- Records for this task

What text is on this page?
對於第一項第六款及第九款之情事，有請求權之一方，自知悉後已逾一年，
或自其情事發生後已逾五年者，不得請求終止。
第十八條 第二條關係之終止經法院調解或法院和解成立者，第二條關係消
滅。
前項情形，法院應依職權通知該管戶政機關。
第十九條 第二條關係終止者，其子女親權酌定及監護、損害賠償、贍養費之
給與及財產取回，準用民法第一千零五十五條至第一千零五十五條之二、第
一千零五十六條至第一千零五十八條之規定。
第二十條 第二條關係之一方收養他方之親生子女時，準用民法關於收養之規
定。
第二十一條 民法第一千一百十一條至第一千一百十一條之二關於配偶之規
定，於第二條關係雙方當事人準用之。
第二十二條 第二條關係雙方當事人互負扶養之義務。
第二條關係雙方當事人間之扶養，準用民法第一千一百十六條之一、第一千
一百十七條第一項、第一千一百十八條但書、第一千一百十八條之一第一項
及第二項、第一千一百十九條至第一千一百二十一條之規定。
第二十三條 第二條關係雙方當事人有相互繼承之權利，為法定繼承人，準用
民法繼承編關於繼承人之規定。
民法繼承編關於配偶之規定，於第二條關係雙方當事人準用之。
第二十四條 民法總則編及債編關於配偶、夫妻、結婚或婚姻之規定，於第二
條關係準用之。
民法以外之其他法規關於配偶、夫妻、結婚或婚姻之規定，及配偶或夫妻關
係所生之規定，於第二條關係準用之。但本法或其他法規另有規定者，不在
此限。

==

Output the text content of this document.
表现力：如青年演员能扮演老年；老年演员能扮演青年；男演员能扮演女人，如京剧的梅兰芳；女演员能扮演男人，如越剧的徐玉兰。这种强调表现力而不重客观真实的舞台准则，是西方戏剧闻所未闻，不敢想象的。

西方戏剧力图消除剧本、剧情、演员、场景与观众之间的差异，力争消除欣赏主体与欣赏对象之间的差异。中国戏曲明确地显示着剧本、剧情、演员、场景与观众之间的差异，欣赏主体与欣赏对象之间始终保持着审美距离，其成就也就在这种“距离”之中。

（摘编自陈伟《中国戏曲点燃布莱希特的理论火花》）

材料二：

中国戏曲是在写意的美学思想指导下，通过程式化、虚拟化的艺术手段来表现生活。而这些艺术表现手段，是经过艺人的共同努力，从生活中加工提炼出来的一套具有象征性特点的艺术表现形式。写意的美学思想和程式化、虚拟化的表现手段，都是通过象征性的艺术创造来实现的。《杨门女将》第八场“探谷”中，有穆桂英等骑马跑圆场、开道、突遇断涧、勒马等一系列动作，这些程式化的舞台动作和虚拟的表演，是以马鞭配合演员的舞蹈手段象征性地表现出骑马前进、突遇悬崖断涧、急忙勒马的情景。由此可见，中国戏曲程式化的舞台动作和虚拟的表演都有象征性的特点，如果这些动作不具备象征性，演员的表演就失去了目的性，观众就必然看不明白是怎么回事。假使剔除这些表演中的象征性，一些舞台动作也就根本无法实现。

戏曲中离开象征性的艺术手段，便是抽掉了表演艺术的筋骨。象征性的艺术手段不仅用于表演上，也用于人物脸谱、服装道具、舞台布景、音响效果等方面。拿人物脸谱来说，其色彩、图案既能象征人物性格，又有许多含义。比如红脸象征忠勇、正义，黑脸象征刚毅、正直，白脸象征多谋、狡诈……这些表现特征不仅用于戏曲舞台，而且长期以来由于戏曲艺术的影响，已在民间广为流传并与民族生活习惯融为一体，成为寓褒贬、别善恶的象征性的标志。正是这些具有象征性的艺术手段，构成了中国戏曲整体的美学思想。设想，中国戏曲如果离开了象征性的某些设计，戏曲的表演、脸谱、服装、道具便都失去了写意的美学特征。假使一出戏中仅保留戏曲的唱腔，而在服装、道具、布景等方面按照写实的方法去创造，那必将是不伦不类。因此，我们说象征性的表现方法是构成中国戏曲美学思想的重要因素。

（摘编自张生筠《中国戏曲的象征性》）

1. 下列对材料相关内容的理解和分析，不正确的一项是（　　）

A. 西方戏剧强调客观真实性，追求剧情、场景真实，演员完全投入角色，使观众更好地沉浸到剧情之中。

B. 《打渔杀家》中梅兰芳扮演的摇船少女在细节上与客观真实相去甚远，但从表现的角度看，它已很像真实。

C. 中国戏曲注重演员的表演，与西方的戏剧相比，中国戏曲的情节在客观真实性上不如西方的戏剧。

- Written exercise
Count how many lines in the data contain the word "text", giving the number without comment.

- Response to this task
2